--- start Provided data ---

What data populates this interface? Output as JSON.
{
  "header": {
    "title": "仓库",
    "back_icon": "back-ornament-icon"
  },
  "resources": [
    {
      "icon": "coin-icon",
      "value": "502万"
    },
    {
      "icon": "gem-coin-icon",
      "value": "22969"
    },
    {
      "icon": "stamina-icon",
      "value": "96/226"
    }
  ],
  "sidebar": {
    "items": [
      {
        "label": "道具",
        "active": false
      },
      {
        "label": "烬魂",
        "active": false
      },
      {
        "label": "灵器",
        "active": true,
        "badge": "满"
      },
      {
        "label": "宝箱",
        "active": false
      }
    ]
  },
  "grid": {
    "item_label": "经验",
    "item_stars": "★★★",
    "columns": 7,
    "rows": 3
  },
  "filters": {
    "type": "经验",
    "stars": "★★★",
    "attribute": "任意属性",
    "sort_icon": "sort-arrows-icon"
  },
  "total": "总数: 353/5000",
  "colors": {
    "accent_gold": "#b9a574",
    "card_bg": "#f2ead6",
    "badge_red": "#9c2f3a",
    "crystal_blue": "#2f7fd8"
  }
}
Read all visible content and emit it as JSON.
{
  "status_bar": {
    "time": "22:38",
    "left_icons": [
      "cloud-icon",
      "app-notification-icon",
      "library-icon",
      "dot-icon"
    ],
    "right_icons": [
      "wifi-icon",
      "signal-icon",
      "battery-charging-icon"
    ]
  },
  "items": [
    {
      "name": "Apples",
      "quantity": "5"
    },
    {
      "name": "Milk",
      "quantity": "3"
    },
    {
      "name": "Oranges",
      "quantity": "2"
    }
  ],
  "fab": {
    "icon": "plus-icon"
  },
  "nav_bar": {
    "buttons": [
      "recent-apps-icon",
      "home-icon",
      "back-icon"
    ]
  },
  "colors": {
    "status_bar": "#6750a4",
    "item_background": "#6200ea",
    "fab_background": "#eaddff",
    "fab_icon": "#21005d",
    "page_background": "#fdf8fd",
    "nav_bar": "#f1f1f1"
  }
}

--- end Provided data ---

**Objective**
Write out the whole listing again. Match it word for word.

**Task output**
What data populates this interface? Output as JSON.
{
  "header": {
    "title": "仓库",
    "back_icon": "back-ornament-icon"
  },
  "resources": [
    {
      "icon": "coin-icon",
      "value": "502万"
    },
    {
      "icon": "gem-coin-icon",
      "value": "22969"
    },
    {
      "icon": "stamina-icon",
      "value": "96/226"
    }
  ],
  "sidebar": {
    "items": [
      {
        "label": "道具",
        "active": false
      },
      {
        "label": "烬魂",
        "active": false
      },
      {
        "label": "灵器",
        "active": true,
        "badge": "满"
      },
      {
        "label": "宝箱",
        "active": false
      }
    ]
  },
  "grid": {
    "item_label": "经验",
    "item_stars": "★★★",
    "columns": 7,
    "rows": 3
  },
  "filters": {
    "type": "经验",
    "stars": "★★★",
    "attribute": "任意属性",
    "sort_icon": "sort-arrows-icon"
  },
  "total": "总数: 353/5000",
  "colors": {
    "accent_gold": "#b9a574",
    "card_bg": "#f2ead6",
    "badge_red": "#9c2f3a",
    "crystal_blue": "#2f7fd8"
  }
}
Read all visible content and emit it as JSON.
{
  "status_bar": {
    "time": "22:38",
    "left_icons": [
      "cloud-icon",
      "app-notification-icon",
      "library-icon",
      "dot-icon"
    ],
    "right_icons": [
      "wifi-icon",
      "signal-icon",
      "battery-charging-icon"
    ]
  },
  "items": [
    {
      "name": "Apples",
      "quantity": "5"
    },
    {
      "name": "Milk",
      "quantity": "3"
    },
    {
      "name": "Oranges",
      "quantity": "2"
    }
  ],
  "fab": {
    "icon": "plus-icon"
  },
  "nav_bar": {
    "buttons": [
      "recent-apps-icon",
      "home-icon",
      "back-icon"
    ]
  },
  "colors": {
    "status_bar": "#6750a4",
    "item_background": "#6200ea",
    "fab_background": "#eaddff",
    "fab_icon": "#21005d",
    "page_background": "#fdf8fd",
    "nav_bar": "#f1f1f1"
  }
}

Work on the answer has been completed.